=== Data listing ===
━━━

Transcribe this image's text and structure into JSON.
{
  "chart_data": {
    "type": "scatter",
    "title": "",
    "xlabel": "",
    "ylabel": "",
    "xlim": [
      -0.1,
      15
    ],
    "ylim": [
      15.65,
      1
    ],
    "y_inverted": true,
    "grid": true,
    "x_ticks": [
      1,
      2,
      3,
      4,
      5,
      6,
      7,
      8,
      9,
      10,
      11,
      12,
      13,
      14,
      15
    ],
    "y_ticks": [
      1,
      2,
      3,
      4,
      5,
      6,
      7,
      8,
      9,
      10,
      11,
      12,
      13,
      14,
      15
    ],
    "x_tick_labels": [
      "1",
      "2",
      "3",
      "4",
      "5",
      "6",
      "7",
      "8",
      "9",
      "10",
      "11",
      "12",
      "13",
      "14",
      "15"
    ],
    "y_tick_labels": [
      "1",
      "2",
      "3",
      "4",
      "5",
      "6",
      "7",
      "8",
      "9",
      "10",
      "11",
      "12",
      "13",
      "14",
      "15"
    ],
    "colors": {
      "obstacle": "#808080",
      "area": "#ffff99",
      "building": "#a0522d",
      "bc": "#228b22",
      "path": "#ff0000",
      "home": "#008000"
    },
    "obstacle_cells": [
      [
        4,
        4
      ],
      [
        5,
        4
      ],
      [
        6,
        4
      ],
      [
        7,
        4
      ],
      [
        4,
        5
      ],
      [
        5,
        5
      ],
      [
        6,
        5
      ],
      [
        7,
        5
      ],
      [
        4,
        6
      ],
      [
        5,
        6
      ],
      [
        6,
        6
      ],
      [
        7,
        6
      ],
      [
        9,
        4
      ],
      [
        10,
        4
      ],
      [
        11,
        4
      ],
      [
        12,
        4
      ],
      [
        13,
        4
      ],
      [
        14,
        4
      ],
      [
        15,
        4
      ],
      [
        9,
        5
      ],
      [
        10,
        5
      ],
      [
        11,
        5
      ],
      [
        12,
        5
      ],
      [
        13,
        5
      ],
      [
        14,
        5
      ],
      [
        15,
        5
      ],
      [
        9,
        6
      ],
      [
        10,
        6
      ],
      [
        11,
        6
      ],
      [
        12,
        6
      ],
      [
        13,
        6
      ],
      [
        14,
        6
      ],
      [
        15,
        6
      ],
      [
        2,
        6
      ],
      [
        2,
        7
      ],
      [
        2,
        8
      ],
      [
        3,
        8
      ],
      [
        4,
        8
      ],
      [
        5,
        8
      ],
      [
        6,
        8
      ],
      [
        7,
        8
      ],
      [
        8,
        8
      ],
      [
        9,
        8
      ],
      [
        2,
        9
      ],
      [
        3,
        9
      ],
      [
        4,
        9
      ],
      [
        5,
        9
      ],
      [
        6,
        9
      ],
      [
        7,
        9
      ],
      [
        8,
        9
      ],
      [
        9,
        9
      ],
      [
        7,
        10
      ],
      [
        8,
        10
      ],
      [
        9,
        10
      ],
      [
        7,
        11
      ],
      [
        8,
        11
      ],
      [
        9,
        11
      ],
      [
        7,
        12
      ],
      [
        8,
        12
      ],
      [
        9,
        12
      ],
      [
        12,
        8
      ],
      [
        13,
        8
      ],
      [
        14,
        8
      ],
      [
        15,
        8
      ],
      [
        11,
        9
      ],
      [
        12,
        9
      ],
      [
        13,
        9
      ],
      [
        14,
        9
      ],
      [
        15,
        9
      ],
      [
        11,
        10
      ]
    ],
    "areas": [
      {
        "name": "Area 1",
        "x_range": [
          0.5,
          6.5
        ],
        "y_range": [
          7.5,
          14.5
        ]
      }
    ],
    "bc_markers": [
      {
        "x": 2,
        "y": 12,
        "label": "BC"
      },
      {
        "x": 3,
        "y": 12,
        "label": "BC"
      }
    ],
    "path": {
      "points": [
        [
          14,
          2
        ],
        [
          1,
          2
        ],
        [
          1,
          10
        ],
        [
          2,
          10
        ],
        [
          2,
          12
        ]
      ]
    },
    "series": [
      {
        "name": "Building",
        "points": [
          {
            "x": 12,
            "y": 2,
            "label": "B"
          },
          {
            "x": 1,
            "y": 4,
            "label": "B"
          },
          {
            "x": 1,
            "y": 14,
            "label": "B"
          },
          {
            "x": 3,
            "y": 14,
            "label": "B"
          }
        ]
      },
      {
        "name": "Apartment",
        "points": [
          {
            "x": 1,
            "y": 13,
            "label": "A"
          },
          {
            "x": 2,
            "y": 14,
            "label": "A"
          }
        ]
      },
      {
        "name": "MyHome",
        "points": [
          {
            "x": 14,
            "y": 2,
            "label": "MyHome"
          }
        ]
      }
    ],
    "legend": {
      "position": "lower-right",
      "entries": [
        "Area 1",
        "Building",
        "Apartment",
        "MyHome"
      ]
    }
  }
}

━━━

=== Your goal ===
Quote the data above in full, changing nothing.

=== Complete output ===
Transcribe this image's text and structure into JSON.
{
  "chart_data": {
    "type": "scatter",
    "title": "",
    "xlabel": "",
    "ylabel": "",
    "xlim": [
      -0.1,
      15
    ],
    "ylim": [
      15.65,
      1
    ],
    "y_inverted": true,
    "grid": true,
    "x_ticks": [
      1,
      2,
      3,
      4,
      5,
      6,
      7,
      8,
      9,
      10,
      11,
      12,
      13,
      14,
      15
    ],
    "y_ticks": [
      1,
      2,
      3,
      4,
      5,
      6,
      7,
      8,
      9,
      10,
      11,
      12,
      13,
      14,
      15
    ],
    "x_tick_labels": [
      "1",
      "2",
      "3",
      "4",
      "5",
      "6",
      "7",
      "8",
      "9",
      "10",
      "11",
      "12",
      "13",
      "14",
      "15"
    ],
    "y_tick_labels": [
      "1",
      "2",
      "3",
      "4",
      "5",
      "6",
      "7",
      "8",
      "9",
      "10",
      "11",
      "12",
      "13",
      "14",
      "15"
    ],
    "colors": {
      "obstacle": "#808080",
      "area": "#ffff99",
      "building": "#a0522d",
      "bc": "#228b22",
      "path": "#ff0000",
      "home": "#008000"
    },
    "obstacle_cells": [
      [
        4,
        4
      ],
      [
        5,
        4
      ],
      [
        6,
        4
      ],
      [
        7,
        4
      ],
      [
        4,
        5
      ],
      [
        5,
        5
      ],
      [
        6,
        5
      ],
      [
        7,
        5
      ],
      [
        4,
        6
      ],
      [
        5,
        6
      ],
      [
        6,
        6
      ],
      [
        7,
        6
      ],
      [
        9,
        4
      ],
      [
        10,
        4
      ],
      [
        11,
        4
      ],
      [
        12,
        4
      ],
      [
        13,
        4
      ],
      [
        14,
        4
      ],
      [
        15,
        4
      ],
      [
        9,
        5
      ],
      [
        10,
        5
      ],
      [
        11,
        5
      ],
      [
        12,
        5
      ],
      [
        13,
        5
      ],
      [
        14,
        5
      ],
      [
        15,
        5
      ],
      [
        9,
        6
      ],
      [
        10,
        6
      ],
      [
        11,
        6
      ],
      [
        12,
        6
      ],
      [
        13,
        6
      ],
      [
        14,
        6
      ],
      [
        15,
        6
      ],
      [
        2,
        6
      ],
      [
        2,
        7
      ],
      [
        2,
        8
      ],
      [
        3,
        8
      ],
      [
        4,
        8
      ],
      [
        5,
        8
      ],
      [
        6,
        8
      ],
      [
        7,
        8
      ],
      [
        8,
        8
      ],
      [
        9,
        8
      ],
      [
        2,
        9
      ],
      [
        3,
        9
      ],
      [
        4,
        9
      ],
      [
        5,
        9
      ],
      [
        6,
        9
      ],
      [
        7,
        9
      ],
      [
        8,
        9
      ],
      [
        9,
        9
      ],
      [
        7,
        10
      ],
      [
        8,
        10
      ],
      [
        9,
        10
      ],
      [
        7,
        11
      ],
      [
        8,
        11
      ],
      [
        9,
        11
      ],
      [
        7,
        12
      ],
      [
        8,
        12
      ],
      [
        9,
        12
      ],
      [
        12,
        8
      ],
      [
        13,
        8
      ],
      [
        14,
        8
      ],
      [
        15,
        8
      ],
      [
        11,
        9
      ],
      [
        12,
        9
      ],
      [
        13,
        9
      ],
      [
        14,
        9
      ],
      [
        15,
        9
      ],
      [
        11,
        10
      ]
    ],
    "areas": [
      {
        "name": "Area 1",
        "x_range": [
          0.5,
          6.5
        ],
        "y_range": [
          7.5,
          14.5
        ]
      }
    ],
    "bc_markers": [
      {
        "x": 2,
        "y": 12,
        "label": "BC"
      },
      {
        "x": 3,
        "y": 12,
        "label": "BC"
      }
    ],
    "path": {
      "points": [
        [
          14,
          2
        ],
        [
          1,
          2
        ],
        [
          1,
          10
        ],
        [
          2,
          10
        ],
        [
          2,
          12
        ]
      ]
    },
    "series": [
      {
        "name": "Building",
        "points": [
          {
            "x": 12,
            "y": 2,
            "label": "B"
          },
          {
            "x": 1,
            "y": 4,
            "label": "B"
          },
          {
            "x": 1,
            "y": 14,
            "label": "B"
          },
          {
            "x": 3,
            "y": 14,
            "label": "B"
          }
        ]
      },
      {
        "name": "Apartment",
        "points": [
          {
            "x": 1,
            "y": 13,
            "label": "A"
          },
          {
            "x": 2,
            "y": 14,
            "label": "A"
          }
        ]
      },
      {
        "name": "MyHome",
        "points": [
          {
            "x": 14,
            "y": 2,
            "label": "MyHome"
          }
        ]
      }
    ],
    "legend": {
      "position": "lower-right",
      "entries": [
        "Area 1",
        "Building",
        "Apartment",
        "MyHome"
      ]
    }
  }
}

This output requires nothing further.